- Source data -
┌──

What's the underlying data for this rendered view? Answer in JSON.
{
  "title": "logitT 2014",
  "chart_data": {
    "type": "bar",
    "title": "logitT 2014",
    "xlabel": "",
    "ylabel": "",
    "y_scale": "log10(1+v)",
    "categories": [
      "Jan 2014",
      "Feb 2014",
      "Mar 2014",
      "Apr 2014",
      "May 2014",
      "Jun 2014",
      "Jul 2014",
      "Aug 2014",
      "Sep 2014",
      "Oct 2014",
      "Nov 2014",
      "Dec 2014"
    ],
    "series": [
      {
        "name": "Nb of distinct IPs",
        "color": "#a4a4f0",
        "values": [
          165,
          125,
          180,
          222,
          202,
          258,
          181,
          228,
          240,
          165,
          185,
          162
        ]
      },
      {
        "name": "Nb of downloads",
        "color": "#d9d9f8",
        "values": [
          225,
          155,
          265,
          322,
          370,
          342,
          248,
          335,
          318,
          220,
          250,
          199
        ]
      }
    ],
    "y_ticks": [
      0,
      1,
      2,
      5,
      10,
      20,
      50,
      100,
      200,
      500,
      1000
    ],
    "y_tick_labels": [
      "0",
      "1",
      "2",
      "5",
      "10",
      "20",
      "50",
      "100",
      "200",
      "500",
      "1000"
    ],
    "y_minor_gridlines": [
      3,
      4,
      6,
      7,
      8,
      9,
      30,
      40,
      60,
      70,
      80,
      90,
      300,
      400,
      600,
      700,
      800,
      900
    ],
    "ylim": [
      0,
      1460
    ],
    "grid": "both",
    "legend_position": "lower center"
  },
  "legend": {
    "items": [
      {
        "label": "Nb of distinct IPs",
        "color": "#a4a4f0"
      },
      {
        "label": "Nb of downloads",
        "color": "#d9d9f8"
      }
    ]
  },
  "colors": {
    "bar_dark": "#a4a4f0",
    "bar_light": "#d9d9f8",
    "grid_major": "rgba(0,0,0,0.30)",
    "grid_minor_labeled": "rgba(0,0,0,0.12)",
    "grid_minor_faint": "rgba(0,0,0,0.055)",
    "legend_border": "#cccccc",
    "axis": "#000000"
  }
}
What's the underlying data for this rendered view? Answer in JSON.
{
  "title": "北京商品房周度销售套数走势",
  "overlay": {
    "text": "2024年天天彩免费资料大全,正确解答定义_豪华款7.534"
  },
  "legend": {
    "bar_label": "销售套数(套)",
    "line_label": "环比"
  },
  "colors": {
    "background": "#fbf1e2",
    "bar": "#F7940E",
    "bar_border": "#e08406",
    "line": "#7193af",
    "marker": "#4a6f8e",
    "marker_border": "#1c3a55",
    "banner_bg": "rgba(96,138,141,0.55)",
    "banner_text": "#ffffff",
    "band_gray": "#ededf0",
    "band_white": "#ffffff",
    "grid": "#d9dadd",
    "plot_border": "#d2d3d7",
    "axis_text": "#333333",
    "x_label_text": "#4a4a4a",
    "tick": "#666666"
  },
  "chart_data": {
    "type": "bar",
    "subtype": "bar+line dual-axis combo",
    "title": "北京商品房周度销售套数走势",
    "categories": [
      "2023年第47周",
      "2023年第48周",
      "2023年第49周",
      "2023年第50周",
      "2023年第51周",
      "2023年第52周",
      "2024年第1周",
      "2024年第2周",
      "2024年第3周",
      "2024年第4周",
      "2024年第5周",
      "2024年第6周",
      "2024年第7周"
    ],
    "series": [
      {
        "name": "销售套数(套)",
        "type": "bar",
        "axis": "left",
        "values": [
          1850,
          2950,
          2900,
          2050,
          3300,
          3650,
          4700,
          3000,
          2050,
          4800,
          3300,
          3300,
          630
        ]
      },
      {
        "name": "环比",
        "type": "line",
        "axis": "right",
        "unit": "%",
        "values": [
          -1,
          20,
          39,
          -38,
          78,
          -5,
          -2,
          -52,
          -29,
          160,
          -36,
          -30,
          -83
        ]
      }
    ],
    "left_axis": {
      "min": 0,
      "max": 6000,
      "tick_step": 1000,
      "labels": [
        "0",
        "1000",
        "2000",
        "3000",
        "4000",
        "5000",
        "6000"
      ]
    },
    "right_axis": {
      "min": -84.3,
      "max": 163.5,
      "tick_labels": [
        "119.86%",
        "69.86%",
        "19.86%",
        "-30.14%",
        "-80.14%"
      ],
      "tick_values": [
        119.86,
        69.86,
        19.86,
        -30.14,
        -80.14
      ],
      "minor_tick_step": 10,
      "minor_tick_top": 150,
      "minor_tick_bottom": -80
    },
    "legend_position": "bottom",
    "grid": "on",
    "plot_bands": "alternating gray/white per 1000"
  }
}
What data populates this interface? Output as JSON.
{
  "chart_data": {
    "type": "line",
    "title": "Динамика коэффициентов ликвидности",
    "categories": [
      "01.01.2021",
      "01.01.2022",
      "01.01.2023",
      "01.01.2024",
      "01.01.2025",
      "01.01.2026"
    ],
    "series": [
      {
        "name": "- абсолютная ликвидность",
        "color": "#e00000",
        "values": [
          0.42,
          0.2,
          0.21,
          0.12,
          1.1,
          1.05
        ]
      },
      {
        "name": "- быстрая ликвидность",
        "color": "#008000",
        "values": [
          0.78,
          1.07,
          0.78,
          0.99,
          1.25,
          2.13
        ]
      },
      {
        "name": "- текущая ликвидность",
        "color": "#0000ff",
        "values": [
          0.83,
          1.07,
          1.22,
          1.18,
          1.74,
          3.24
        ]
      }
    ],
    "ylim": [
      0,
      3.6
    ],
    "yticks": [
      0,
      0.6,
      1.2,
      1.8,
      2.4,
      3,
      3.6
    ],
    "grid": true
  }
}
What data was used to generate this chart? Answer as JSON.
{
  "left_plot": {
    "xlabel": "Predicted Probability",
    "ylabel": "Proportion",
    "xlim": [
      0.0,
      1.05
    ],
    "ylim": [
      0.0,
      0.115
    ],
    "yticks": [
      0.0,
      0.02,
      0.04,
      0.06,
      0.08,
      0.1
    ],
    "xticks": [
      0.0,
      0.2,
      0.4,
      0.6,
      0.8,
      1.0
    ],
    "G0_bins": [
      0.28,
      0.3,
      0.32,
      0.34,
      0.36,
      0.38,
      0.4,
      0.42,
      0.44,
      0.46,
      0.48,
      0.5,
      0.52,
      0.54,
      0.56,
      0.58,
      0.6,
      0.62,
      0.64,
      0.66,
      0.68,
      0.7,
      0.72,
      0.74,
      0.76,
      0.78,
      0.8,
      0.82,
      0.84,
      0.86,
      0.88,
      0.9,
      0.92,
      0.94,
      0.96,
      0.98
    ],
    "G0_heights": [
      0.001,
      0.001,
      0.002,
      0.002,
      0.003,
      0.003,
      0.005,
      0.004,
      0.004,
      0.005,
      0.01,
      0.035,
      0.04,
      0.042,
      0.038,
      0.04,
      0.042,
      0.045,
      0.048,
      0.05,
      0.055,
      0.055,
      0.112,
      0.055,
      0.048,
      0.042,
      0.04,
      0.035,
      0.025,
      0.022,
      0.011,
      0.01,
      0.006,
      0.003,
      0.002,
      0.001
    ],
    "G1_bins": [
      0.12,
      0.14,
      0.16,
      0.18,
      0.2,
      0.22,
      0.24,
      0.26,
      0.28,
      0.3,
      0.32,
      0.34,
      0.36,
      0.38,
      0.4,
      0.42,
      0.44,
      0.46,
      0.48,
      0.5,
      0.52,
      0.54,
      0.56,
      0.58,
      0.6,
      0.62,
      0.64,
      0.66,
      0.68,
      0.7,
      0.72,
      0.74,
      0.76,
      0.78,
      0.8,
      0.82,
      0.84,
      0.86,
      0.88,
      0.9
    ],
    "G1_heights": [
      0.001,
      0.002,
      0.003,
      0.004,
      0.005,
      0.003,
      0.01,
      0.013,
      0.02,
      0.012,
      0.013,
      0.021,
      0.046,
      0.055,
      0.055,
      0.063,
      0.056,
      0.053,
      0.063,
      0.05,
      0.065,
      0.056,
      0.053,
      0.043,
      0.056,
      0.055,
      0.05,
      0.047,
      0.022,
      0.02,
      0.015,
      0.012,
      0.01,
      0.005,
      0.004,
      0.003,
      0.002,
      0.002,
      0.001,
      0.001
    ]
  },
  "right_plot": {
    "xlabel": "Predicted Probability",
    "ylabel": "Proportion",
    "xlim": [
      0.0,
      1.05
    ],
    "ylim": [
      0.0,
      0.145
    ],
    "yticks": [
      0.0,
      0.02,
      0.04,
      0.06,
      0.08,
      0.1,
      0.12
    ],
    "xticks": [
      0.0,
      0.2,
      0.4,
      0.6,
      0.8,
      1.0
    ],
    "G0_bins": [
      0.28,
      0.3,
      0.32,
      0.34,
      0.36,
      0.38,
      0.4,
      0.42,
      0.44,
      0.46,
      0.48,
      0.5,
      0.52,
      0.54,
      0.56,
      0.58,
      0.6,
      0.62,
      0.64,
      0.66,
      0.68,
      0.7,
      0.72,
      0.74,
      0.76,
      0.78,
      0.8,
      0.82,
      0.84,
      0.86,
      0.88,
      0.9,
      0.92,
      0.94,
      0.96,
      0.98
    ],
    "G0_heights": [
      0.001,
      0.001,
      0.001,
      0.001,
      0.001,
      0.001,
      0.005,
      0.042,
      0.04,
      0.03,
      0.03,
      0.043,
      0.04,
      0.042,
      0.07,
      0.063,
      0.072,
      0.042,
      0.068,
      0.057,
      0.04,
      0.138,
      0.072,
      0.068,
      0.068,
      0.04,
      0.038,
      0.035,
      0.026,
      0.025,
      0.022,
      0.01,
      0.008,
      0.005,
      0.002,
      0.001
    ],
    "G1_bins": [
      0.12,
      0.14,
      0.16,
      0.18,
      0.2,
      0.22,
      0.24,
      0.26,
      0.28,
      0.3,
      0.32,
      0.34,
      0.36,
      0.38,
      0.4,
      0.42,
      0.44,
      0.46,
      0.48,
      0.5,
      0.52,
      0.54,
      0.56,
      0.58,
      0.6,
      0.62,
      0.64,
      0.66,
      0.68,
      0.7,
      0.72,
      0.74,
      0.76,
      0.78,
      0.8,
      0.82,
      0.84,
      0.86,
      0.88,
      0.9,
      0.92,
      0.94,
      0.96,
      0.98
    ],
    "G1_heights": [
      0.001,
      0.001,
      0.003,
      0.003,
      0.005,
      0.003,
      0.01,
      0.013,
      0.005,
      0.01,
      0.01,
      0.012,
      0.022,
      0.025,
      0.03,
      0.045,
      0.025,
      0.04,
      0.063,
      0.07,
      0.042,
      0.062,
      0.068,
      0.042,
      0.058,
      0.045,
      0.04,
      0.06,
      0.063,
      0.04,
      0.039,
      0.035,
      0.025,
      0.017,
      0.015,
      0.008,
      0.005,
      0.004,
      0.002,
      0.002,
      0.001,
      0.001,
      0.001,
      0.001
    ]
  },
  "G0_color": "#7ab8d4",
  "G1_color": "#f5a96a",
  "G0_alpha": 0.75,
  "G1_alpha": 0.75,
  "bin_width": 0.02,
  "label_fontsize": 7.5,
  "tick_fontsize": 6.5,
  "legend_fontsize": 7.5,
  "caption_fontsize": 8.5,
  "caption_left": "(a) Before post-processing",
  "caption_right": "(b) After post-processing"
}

└──

- PROBLEM TO WORK ON -
Pull out the lines above in which the word "北京商品房周度销售套数走势" appears.

- RESULT OF THE TASK -
  "title": "北京商品房周度销售套数走势",
    "title": "北京商品房周度销售套数走势",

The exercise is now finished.